[Collection entries]
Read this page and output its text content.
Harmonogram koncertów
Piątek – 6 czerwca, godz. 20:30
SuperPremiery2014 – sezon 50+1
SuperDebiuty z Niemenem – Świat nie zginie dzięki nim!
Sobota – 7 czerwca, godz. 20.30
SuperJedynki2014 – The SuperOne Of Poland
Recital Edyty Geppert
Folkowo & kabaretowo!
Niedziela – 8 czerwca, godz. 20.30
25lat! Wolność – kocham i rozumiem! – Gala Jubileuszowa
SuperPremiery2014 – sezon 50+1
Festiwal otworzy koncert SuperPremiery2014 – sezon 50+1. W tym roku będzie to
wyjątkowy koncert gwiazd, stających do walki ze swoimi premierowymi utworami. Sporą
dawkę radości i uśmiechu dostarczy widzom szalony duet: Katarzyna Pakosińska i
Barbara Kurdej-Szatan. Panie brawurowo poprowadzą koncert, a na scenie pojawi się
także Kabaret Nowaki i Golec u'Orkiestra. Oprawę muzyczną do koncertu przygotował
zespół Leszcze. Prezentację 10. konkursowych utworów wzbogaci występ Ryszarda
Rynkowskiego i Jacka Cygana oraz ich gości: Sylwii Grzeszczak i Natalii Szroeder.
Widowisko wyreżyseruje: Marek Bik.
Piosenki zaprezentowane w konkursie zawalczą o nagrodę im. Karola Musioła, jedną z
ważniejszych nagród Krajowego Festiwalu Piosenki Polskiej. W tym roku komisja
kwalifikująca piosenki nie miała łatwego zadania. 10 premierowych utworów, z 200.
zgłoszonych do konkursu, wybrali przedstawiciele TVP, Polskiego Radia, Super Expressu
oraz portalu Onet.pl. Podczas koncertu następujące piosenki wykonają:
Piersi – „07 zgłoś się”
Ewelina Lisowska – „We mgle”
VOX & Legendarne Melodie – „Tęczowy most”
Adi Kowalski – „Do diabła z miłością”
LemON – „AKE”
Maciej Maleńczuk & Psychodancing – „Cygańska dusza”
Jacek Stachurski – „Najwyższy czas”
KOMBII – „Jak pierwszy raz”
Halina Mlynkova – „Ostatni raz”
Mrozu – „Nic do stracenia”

▶ **DIRECTIVE**: Exactly as they are written, print the entries again.

▶ **COMPLETED TASK**:
Read this page and output its text content.
Harmonogram koncertów
Piątek – 6 czerwca, godz. 20:30
SuperPremiery2014 – sezon 50+1
SuperDebiuty z Niemenem – Świat nie zginie dzięki nim!
Sobota – 7 czerwca, godz. 20.30
SuperJedynki2014 – The SuperOne Of Poland
Recital Edyty Geppert
Folkowo & kabaretowo!
Niedziela – 8 czerwca, godz. 20.30
25lat! Wolność – kocham i rozumiem! – Gala Jubileuszowa
SuperPremiery2014 – sezon 50+1
Festiwal otworzy koncert SuperPremiery2014 – sezon 50+1. W tym roku będzie to
wyjątkowy koncert gwiazd, stających do walki ze swoimi premierowymi utworami. Sporą
dawkę radości i uśmiechu dostarczy widzom szalony duet: Katarzyna Pakosińska i
Barbara Kurdej-Szatan. Panie brawurowo poprowadzą koncert, a na scenie pojawi się
także Kabaret Nowaki i Golec u'Orkiestra. Oprawę muzyczną do koncertu przygotował
zespół Leszcze. Prezentację 10. konkursowych utworów wzbogaci występ Ryszarda
Rynkowskiego i Jacka Cygana oraz ich gości: Sylwii Grzeszczak i Natalii Szroeder.
Widowisko wyreżyseruje: Marek Bik.
Piosenki zaprezentowane w konkursie zawalczą o nagrodę im. Karola Musioła, jedną z
ważniejszych nagród Krajowego Festiwalu Piosenki Polskiej. W tym roku komisja
kwalifikująca piosenki nie miała łatwego zadania. 10 premierowych utworów, z 200.
zgłoszonych do konkursu, wybrali przedstawiciele TVP, Polskiego Radia, Super Expressu
oraz portalu Onet.pl. Podczas koncertu następujące piosenki wykonają:
Piersi – „07 zgłoś się”
Ewelina Lisowska – „We mgle”
VOX & Legendarne Melodie – „Tęczowy most”
Adi Kowalski – „Do diabła z miłością”
LemON – „AKE”
Maciej Maleńczuk & Psychodancing – „Cygańska dusza”
Jacek Stachurski – „Najwyższy czas”
KOMBII – „Jak pierwszy raz”
Halina Mlynkova – „Ostatni raz”
Mrozu – „Nic do stracenia”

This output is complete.